>> Start DATA ROWS
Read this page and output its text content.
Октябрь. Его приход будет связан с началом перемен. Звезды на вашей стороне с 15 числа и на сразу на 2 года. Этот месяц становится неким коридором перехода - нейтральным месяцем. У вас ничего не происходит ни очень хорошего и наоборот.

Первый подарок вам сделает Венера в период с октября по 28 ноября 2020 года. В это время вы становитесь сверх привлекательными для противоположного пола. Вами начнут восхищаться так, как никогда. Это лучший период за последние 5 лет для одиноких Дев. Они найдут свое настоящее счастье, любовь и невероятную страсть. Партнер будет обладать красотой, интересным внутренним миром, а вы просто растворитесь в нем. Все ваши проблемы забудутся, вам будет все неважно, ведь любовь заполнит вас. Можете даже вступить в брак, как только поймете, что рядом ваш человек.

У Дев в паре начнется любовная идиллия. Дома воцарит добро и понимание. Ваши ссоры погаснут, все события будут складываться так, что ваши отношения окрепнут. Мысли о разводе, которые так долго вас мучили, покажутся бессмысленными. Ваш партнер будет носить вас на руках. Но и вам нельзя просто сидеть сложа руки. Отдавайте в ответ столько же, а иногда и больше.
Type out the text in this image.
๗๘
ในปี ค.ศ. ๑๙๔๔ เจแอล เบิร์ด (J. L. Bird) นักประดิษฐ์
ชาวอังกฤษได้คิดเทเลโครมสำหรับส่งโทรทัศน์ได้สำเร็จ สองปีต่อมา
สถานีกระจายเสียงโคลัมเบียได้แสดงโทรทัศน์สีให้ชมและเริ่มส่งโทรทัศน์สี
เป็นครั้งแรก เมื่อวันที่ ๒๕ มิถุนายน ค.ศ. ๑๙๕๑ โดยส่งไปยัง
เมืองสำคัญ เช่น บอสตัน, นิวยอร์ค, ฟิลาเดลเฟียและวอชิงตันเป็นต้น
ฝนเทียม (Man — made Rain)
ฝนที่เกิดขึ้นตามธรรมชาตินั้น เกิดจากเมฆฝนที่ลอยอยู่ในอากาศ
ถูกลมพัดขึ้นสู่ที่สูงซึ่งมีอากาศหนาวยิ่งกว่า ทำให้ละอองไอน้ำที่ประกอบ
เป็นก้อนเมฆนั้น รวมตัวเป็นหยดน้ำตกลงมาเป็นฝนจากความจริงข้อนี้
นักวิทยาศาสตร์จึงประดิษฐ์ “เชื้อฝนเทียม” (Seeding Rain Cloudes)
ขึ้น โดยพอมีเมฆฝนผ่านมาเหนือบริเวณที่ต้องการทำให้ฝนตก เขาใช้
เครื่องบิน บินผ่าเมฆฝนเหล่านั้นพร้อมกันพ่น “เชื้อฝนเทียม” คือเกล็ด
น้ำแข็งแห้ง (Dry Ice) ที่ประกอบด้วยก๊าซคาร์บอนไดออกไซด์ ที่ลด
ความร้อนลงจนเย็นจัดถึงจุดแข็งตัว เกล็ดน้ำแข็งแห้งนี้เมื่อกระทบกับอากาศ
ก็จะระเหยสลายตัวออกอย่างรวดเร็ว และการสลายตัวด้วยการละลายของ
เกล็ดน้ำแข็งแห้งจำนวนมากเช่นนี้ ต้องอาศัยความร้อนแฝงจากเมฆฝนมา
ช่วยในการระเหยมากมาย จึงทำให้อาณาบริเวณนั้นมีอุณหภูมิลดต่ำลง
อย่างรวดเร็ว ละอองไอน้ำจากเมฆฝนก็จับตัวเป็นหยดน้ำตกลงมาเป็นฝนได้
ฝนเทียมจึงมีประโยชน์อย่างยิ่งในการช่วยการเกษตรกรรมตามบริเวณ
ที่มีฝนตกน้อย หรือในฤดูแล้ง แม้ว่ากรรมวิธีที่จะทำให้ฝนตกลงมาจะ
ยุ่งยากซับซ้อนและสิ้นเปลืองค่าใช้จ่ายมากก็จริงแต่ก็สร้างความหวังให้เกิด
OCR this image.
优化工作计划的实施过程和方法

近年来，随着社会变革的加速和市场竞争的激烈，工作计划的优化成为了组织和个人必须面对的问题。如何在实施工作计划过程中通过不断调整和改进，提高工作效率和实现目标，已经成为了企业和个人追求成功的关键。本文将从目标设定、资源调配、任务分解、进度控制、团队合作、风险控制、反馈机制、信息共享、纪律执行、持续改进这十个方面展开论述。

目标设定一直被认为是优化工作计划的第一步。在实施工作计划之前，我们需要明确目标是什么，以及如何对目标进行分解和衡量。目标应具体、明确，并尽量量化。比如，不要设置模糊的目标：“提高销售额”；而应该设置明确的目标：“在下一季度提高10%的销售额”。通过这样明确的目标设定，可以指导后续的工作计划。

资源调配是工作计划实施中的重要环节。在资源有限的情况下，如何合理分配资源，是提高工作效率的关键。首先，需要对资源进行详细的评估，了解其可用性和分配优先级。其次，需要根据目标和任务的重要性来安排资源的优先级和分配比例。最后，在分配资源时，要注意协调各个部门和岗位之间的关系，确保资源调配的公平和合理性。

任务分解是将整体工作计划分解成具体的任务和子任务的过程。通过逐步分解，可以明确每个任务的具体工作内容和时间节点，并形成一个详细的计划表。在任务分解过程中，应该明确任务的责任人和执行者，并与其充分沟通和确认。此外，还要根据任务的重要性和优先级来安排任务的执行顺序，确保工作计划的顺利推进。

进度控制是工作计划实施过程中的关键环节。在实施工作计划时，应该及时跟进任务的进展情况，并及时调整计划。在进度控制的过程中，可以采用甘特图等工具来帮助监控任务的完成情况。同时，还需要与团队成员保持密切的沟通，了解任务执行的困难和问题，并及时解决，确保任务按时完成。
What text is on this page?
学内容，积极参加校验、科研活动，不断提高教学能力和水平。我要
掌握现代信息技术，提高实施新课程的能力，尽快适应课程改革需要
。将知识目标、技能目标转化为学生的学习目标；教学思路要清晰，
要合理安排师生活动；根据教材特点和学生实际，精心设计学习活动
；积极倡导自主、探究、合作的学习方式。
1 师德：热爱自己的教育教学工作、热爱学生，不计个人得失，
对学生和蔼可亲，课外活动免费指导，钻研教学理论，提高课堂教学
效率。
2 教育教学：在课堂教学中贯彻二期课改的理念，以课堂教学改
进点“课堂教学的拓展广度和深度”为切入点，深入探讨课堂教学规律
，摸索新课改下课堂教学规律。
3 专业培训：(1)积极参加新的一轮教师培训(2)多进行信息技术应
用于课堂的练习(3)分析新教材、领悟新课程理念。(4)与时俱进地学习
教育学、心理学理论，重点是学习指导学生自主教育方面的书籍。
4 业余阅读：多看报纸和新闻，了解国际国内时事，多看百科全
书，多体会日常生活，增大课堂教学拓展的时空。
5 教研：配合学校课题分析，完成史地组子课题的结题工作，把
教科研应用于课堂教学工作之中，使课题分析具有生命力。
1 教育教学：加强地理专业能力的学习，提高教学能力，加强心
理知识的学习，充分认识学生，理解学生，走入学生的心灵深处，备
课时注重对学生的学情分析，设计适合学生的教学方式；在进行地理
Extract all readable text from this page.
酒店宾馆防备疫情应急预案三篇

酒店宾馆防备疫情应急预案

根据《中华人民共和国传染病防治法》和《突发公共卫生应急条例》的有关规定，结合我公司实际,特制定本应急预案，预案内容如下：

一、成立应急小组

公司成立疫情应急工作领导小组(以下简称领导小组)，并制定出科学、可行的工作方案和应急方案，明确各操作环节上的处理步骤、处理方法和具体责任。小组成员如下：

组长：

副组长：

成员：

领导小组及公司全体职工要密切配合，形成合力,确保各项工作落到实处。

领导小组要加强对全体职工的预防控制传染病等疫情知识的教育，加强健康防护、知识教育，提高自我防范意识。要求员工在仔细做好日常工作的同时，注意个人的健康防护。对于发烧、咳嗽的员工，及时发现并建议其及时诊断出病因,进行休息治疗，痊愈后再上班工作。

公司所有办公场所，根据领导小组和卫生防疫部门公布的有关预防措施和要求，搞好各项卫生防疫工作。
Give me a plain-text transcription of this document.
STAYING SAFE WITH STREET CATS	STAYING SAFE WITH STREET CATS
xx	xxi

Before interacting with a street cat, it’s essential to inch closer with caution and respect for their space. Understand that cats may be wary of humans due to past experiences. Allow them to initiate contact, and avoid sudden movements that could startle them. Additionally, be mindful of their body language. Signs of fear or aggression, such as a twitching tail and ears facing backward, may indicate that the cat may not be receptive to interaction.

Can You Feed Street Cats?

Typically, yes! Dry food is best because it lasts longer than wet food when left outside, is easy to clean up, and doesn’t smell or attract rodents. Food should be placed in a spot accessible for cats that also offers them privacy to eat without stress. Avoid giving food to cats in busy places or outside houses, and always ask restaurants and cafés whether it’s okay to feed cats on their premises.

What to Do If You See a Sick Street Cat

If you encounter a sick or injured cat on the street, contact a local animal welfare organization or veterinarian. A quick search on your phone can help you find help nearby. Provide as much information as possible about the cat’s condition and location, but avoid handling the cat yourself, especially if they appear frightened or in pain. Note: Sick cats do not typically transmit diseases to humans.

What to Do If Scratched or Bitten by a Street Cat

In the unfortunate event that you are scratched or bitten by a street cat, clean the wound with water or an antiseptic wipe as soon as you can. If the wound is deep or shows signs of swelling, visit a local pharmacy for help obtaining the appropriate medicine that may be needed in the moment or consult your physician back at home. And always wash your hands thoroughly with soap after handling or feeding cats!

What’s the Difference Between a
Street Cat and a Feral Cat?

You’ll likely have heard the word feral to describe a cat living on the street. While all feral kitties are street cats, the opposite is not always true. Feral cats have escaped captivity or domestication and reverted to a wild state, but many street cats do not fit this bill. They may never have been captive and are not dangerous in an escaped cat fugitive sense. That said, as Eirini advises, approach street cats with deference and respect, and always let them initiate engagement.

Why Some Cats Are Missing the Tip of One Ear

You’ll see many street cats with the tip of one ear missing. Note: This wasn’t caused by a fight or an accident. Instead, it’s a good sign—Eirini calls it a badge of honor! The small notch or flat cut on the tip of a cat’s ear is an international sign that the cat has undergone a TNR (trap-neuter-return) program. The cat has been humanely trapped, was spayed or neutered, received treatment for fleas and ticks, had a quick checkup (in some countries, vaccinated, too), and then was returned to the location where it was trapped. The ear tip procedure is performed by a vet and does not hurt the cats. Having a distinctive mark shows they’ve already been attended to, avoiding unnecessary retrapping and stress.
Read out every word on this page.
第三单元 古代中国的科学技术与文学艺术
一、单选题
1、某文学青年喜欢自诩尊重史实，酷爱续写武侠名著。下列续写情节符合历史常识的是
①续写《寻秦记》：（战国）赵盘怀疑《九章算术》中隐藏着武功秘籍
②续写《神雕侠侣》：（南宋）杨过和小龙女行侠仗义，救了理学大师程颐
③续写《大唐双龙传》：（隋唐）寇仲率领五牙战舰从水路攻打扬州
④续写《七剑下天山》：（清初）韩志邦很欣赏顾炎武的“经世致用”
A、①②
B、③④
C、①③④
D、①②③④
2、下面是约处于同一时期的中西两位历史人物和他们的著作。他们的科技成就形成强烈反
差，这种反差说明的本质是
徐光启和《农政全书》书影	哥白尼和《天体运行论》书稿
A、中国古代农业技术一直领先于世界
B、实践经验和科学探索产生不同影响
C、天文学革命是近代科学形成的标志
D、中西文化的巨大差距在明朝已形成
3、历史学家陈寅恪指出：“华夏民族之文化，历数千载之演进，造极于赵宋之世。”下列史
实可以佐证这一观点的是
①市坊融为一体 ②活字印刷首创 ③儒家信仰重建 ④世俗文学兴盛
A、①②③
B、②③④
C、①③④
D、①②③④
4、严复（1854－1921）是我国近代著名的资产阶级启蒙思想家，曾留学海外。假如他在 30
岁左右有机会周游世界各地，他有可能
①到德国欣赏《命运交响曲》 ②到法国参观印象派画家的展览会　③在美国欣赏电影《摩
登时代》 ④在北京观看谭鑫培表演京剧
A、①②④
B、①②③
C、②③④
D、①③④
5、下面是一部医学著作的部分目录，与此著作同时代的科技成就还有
>> End DATA ROWS
[TASK TO CARRY OUT] Scan the material above. Copy each line where "ำตกลงมาเป" occurs.

[RESULT FOR THIS EXERCISE]
เป็นก้อนเมฆนั้น รวมตัวเป็นหยดน้ำตกลงมาเป็นฝนจากความจริงข้อนี้
อย่างรวดเร็ว ละอองไอน้ำจากเมฆฝนก็จับตัวเป็นหยดน้ำตกลงมาเป็นฝนได้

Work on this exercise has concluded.